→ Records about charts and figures
- - - -
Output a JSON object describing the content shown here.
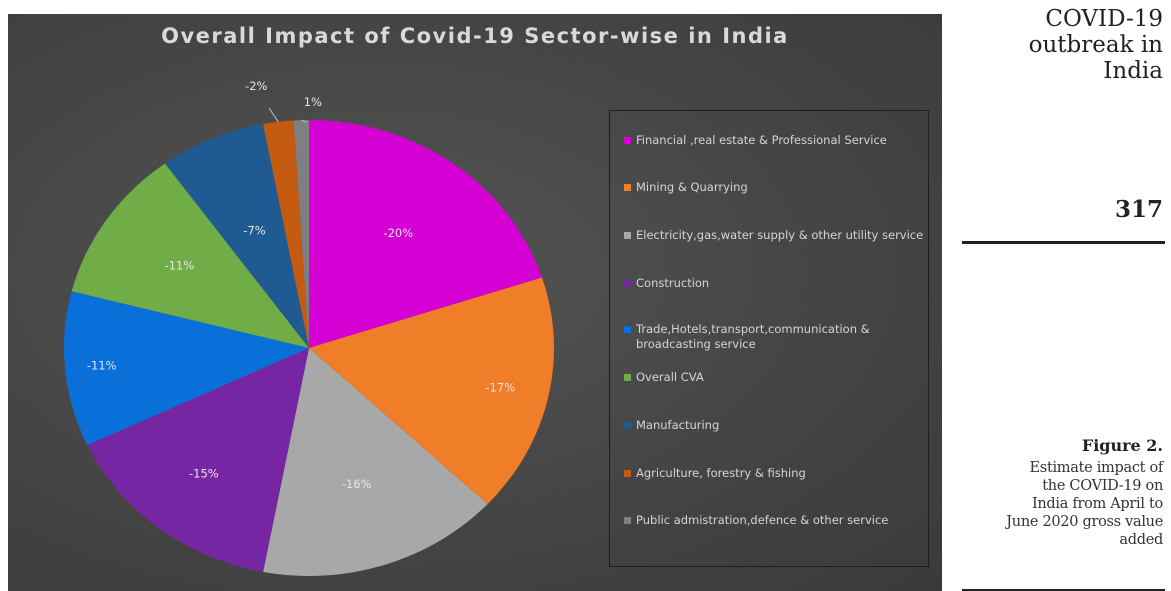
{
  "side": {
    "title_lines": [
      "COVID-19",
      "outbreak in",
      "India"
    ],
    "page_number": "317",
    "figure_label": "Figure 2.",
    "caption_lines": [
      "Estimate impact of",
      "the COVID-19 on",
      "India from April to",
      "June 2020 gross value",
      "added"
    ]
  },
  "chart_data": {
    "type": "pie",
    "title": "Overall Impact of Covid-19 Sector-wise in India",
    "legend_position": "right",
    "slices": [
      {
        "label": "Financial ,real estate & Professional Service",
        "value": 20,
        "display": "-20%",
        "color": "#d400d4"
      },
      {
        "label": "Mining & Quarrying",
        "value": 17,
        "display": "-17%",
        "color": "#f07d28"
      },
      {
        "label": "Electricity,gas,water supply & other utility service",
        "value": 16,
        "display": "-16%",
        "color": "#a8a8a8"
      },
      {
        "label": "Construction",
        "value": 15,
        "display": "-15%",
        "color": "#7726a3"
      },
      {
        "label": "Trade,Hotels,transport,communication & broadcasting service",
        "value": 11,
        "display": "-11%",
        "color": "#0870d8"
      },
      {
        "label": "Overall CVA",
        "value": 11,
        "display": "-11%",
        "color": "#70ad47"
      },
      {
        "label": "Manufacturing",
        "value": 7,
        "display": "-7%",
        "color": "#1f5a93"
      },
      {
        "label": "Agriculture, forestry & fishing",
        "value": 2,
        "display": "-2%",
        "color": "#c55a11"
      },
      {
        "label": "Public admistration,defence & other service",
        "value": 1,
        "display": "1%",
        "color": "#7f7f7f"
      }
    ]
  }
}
- - - -
→ TASK STATEMENT
List all lines from the entries that include the word "India".

→ EXERCISE RESULT
      "India"
      "India from April to",
    "title": "Overall Impact of Covid-19 Sector-wise in India",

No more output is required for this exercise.